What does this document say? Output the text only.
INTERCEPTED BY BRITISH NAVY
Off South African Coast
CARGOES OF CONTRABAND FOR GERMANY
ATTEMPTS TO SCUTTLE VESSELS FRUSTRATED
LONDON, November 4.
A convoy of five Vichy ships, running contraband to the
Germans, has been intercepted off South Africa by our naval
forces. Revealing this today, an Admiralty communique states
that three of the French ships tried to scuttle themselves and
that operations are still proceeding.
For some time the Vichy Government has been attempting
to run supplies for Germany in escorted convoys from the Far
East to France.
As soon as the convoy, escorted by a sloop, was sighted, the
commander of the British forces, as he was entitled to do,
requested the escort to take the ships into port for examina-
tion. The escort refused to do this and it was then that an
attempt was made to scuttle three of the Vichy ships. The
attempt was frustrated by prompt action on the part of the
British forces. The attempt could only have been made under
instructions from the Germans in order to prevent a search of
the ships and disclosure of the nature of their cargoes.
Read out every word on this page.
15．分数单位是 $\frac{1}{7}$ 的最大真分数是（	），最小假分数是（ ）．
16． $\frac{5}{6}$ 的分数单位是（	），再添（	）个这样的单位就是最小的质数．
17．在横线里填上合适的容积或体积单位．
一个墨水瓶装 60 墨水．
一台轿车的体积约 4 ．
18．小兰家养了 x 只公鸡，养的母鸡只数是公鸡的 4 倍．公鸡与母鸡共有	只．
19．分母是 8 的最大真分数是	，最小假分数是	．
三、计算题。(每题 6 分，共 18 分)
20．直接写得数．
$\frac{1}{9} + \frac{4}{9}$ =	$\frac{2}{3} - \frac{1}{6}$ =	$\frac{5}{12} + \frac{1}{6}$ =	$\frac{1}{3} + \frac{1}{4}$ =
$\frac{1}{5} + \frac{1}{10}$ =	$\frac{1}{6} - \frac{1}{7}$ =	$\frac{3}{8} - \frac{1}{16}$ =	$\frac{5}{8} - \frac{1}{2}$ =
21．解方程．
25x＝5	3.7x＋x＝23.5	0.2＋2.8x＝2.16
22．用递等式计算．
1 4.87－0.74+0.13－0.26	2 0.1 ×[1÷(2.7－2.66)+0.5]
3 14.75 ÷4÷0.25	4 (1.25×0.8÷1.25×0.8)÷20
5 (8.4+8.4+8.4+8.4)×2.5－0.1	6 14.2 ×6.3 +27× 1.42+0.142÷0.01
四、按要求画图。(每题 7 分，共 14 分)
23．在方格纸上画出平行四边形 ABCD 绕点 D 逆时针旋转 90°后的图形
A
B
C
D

Written exercise
Exactly and exclusively, repeat the lines from the line that contains "Read out every word on this page." through the end of the records, both ends included.

Result of this exercise
Read out every word on this page.
15．分数单位是 $\frac{1}{7}$ 的最大真分数是（	），最小假分数是（ ）．
16． $\frac{5}{6}$ 的分数单位是（	），再添（	）个这样的单位就是最小的质数．
17．在横线里填上合适的容积或体积单位．
一个墨水瓶装 60 墨水．
一台轿车的体积约 4 ．
18．小兰家养了 x 只公鸡，养的母鸡只数是公鸡的 4 倍．公鸡与母鸡共有	只．
19．分母是 8 的最大真分数是	，最小假分数是	．
三、计算题。(每题 6 分，共 18 分)
20．直接写得数．
$\frac{1}{9} + \frac{4}{9}$ =	$\frac{2}{3} - \frac{1}{6}$ =	$\frac{5}{12} + \frac{1}{6}$ =	$\frac{1}{3} + \frac{1}{4}$ =
$\frac{1}{5} + \frac{1}{10}$ =	$\frac{1}{6} - \frac{1}{7}$ =	$\frac{3}{8} - \frac{1}{16}$ =	$\frac{5}{8} - \frac{1}{2}$ =
21．解方程．
25x＝5	3.7x＋x＝23.5	0.2＋2.8x＝2.16
22．用递等式计算．
1 4.87－0.74+0.13－0.26	2 0.1 ×[1÷(2.7－2.66)+0.5]
3 14.75 ÷4÷0.25	4 (1.25×0.8÷1.25×0.8)÷20
5 (8.4+8.4+8.4+8.4)×2.5－0.1	6 14.2 ×6.3 +27× 1.42+0.142÷0.01
四、按要求画图。(每题 7 分，共 14 分)
23．在方格纸上画出平行四边形 ABCD 绕点 D 逆时针旋转 90°后的图形
A
B
C
D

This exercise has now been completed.